> _Task brief_: Check each line of the records below and collect those holding "with".

Stored data:
_ _ _ _ _

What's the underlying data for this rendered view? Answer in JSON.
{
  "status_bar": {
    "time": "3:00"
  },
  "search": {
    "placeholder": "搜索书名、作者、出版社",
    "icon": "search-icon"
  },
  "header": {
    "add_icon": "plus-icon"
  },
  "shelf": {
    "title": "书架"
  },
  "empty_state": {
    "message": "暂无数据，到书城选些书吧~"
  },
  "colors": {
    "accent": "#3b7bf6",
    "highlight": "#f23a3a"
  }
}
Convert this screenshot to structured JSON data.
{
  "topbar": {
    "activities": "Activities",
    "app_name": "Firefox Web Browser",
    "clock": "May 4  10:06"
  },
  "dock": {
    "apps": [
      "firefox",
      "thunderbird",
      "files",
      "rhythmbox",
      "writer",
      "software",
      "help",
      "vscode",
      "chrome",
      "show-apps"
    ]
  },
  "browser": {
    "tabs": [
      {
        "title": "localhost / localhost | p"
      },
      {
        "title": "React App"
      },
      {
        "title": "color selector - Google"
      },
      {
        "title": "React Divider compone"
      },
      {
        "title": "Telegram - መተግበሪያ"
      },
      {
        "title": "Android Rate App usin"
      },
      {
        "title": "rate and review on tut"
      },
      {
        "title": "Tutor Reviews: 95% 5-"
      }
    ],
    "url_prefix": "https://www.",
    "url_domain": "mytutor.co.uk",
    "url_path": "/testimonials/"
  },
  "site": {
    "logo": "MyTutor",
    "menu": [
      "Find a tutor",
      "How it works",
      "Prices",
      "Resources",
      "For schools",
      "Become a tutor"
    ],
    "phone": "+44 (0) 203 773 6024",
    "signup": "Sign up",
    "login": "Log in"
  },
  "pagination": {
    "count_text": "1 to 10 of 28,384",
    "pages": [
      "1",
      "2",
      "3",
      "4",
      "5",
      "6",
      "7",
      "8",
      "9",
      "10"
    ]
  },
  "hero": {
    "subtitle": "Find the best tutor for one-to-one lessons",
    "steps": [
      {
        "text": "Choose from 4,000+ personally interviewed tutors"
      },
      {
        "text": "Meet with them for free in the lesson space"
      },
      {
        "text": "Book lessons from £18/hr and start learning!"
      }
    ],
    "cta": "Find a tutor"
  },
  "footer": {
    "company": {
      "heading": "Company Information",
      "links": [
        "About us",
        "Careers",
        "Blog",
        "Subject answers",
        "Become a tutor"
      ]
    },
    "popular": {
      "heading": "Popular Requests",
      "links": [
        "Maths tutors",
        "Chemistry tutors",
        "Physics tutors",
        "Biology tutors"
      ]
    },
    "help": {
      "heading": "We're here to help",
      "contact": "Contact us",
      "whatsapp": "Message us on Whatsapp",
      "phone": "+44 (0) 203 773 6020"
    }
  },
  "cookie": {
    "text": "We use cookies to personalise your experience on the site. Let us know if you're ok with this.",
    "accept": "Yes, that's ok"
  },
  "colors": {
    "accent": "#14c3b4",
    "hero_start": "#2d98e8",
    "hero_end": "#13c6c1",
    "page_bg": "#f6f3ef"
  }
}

_ _ _ _ _

> _Final answer_:
        "text": "Meet with them for free in the lesson space"
    "text": "We use cookies to personalise your experience on the site. Let us know if you're ok with this.",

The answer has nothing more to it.